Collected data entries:
####

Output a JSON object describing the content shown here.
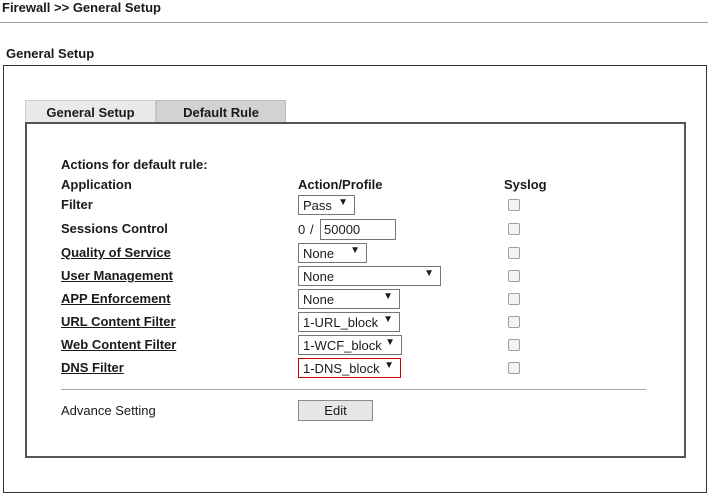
{
  "header": {
    "breadcrumb": "Firewall >> General Setup",
    "section_title": "General Setup"
  },
  "tabs": [
    {
      "label": "General Setup",
      "active": false
    },
    {
      "label": "Default Rule",
      "active": true
    }
  ],
  "form": {
    "heading": "Actions for default rule:",
    "columns": {
      "application": "Application",
      "action": "Action/Profile",
      "syslog": "Syslog"
    },
    "rows": {
      "filter": {
        "label": "Filter",
        "value": "Pass",
        "syslog": false
      },
      "sessions": {
        "label": "Sessions Control",
        "current": "0",
        "sep": "/",
        "value": "50000",
        "syslog": false
      },
      "qos": {
        "label": "Quality of Service",
        "value": "None",
        "syslog": false
      },
      "user_mgmt": {
        "label": "User Management",
        "value": "None",
        "syslog": false
      },
      "app_enf": {
        "label": "APP Enforcement",
        "value": "None",
        "syslog": false
      },
      "url_filter": {
        "label": "URL Content Filter",
        "value": "1-URL_block",
        "syslog": false
      },
      "web_filter": {
        "label": "Web Content Filter",
        "value": "1-WCF_block",
        "syslog": false
      },
      "dns_filter": {
        "label": "DNS Filter",
        "value": "1-DNS_block",
        "syslog": false
      }
    },
    "advance": {
      "label": "Advance Setting",
      "button": "Edit"
    }
  },
  "icons": {
    "dropdown_arrow": "▼"
  },
  "colors": {
    "dns_select_border": "#cc0000"
  }
}
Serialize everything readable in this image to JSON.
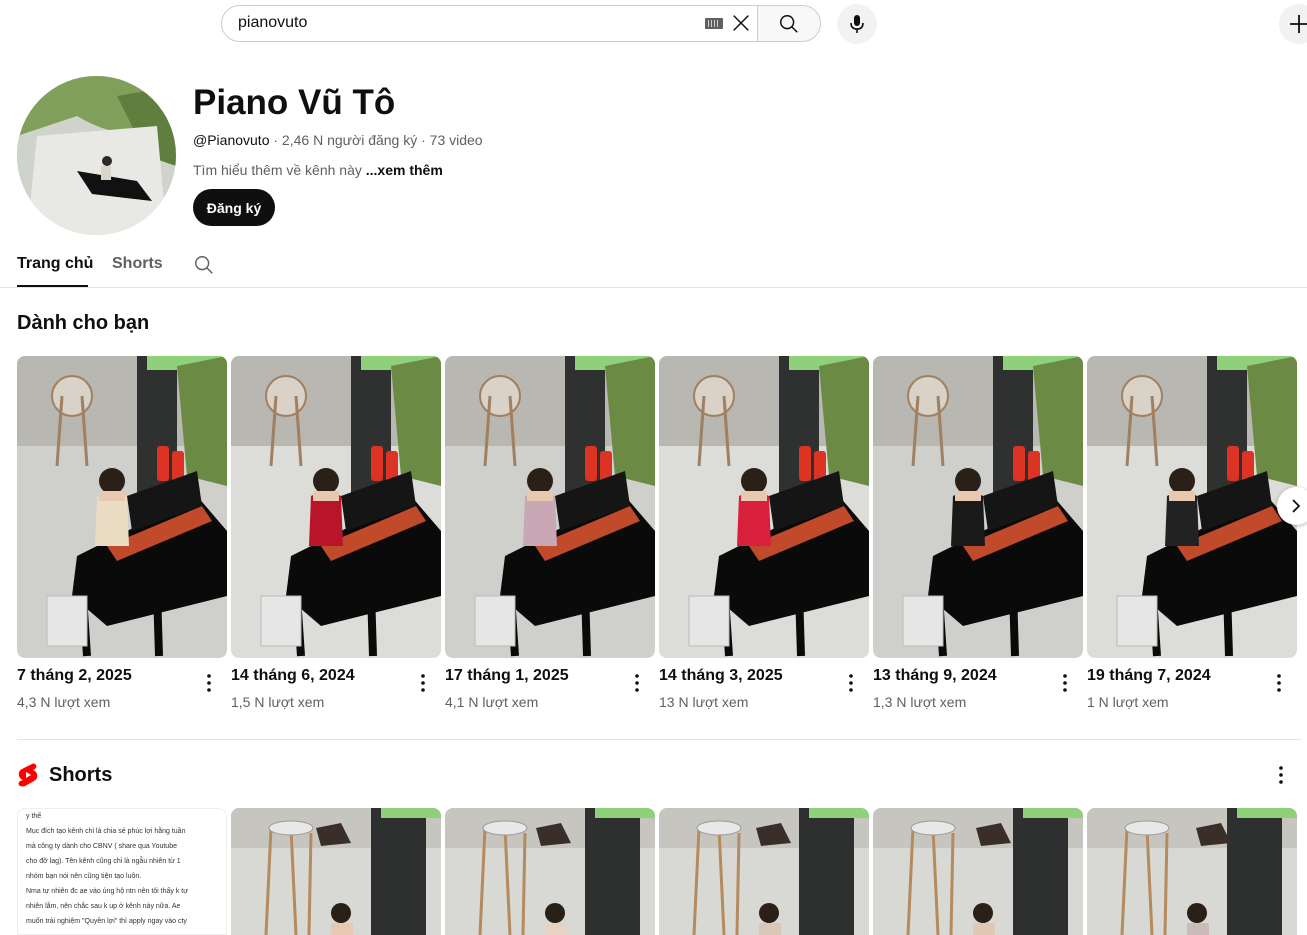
{
  "search": {
    "value": "pianovuto"
  },
  "channel": {
    "name": "Piano Vũ Tô",
    "handle": "@Pianovuto",
    "stats": " · 2,46 N người đăng ký · 73 video",
    "about": "Tìm hiểu thêm về kênh này ",
    "about_more": "...xem thêm",
    "subscribe_label": "Đăng ký"
  },
  "tabs": [
    {
      "label": "Trang chủ"
    },
    {
      "label": "Shorts"
    }
  ],
  "section_for_you": {
    "title": "Dành cho bạn",
    "videos": [
      {
        "title": "7 tháng 2, 2025",
        "views": "4,3 N lượt xem",
        "outfit": "#e9dcc3"
      },
      {
        "title": "14 tháng 6, 2024",
        "views": "1,5 N lượt xem",
        "outfit": "#b8142a"
      },
      {
        "title": "17 tháng 1, 2025",
        "views": "4,1 N lượt xem",
        "outfit": "#c9a8b6"
      },
      {
        "title": "14 tháng 3, 2025",
        "views": "13 N lượt xem",
        "outfit": "#d8203c"
      },
      {
        "title": "13 tháng 9, 2024",
        "views": "1,3 N lượt xem",
        "outfit": "#1a1a1a"
      },
      {
        "title": "19 tháng 7, 2024",
        "views": "1 N lượt xem",
        "outfit": "#222222"
      }
    ]
  },
  "shorts": {
    "title": "Shorts",
    "text_card": [
      "y thế",
      "Mục đích tạo kênh chỉ là chia sẻ phúc lợi hằng tuần",
      "mà công ty dành cho CBNV ( share qua Youtube",
      "cho đỡ lag). Tên kênh cũng chỉ là ngẫu nhiên từ 1",
      "nhóm bạn nói nên cũng tiện tạo luôn.",
      "Nma tự nhiên đc ae vào ủng hộ ntn nên tôi thấy k tự",
      "nhiên lắm, nên chắc sau k up ở kênh này nữa. Ae",
      "muốn trải nghiệm \"Quyền lợi\" thì apply ngay vào cty"
    ]
  },
  "colors": {
    "accent": "#ff0000",
    "text": "#0f0f0f",
    "secondary": "#606060"
  }
}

####

Nothing in the entries above should change when they are printed again, except that the pictures are dropped.

Output a JSON object describing the content shown here.
{
  "header": {
    "breadcrumb": "Firewall >> General Setup",
    "section_title": "General Setup"
  },
  "tabs": [
    {
      "label": "General Setup",
      "active": false
    },
    {
      "label": "Default Rule",
      "active": true
    }
  ],
  "form": {
    "heading": "Actions for default rule:",
    "columns": {
      "application": "Application",
      "action": "Action/Profile",
      "syslog": "Syslog"
    },
    "rows": {
      "filter": {
        "label": "Filter",
        "value": "Pass",
        "syslog": false
      },
      "sessions": {
        "label": "Sessions Control",
        "current": "0",
        "sep": "/",
        "value": "50000",
        "syslog": false
      },
      "qos": {
        "label": "Quality of Service",
        "value": "None",
        "syslog": false
      },
      "user_mgmt": {
        "label": "User Management",
        "value": "None",
        "syslog": false
      },
      "app_enf": {
        "label": "APP Enforcement",
        "value": "None",
        "syslog": false
      },
      "url_filter": {
        "label": "URL Content Filter",
        "value": "1-URL_block",
        "syslog": false
      },
      "web_filter": {
        "label": "Web Content Filter",
        "value": "1-WCF_block",
        "syslog": false
      },
      "dns_filter": {
        "label": "DNS Filter",
        "value": "1-DNS_block",
        "syslog": false
      }
    },
    "advance": {
      "label": "Advance Setting",
      "button": "Edit"
    }
  },
  "icons": {
    "dropdown_arrow": "▼"
  },
  "colors": {
    "dns_select_border": "#cc0000"
  }
}
Serialize everything readable in this image to JSON.
{
  "search": {
    "value": "pianovuto"
  },
  "channel": {
    "name": "Piano Vũ Tô",
    "handle": "@Pianovuto",
    "stats": " · 2,46 N người đăng ký · 73 video",
    "about": "Tìm hiểu thêm về kênh này ",
    "about_more": "...xem thêm",
    "subscribe_label": "Đăng ký"
  },
  "tabs": [
    {
      "label": "Trang chủ"
    },
    {
      "label": "Shorts"
    }
  ],
  "section_for_you": {
    "title": "Dành cho bạn",
    "videos": [
      {
        "title": "7 tháng 2, 2025",
        "views": "4,3 N lượt xem",
        "outfit": "#e9dcc3"
      },
      {
        "title": "14 tháng 6, 2024",
        "views": "1,5 N lượt xem",
        "outfit": "#b8142a"
      },
      {
        "title": "17 tháng 1, 2025",
        "views": "4,1 N lượt xem",
        "outfit": "#c9a8b6"
      },
      {
        "title": "14 tháng 3, 2025",
        "views": "13 N lượt xem",
        "outfit": "#d8203c"
      },
      {
        "title": "13 tháng 9, 2024",
        "views": "1,3 N lượt xem",
        "outfit": "#1a1a1a"
      },
      {
        "title": "19 tháng 7, 2024",
        "views": "1 N lượt xem",
        "outfit": "#222222"
      }
    ]
  },
  "shorts": {
    "title": "Shorts",
    "text_card": [
      "y thế",
      "Mục đích tạo kênh chỉ là chia sẻ phúc lợi hằng tuần",
      "mà công ty dành cho CBNV ( share qua Youtube",
      "cho đỡ lag). Tên kênh cũng chỉ là ngẫu nhiên từ 1",
      "nhóm bạn nói nên cũng tiện tạo luôn.",
      "Nma tự nhiên đc ae vào ủng hộ ntn nên tôi thấy k tự",
      "nhiên lắm, nên chắc sau k up ở kênh này nữa. Ae",
      "muốn trải nghiệm \"Quyền lợi\" thì apply ngay vào cty"
    ]
  },
  "colors": {
    "accent": "#ff0000",
    "text": "#0f0f0f",
    "secondary": "#606060"
  }
}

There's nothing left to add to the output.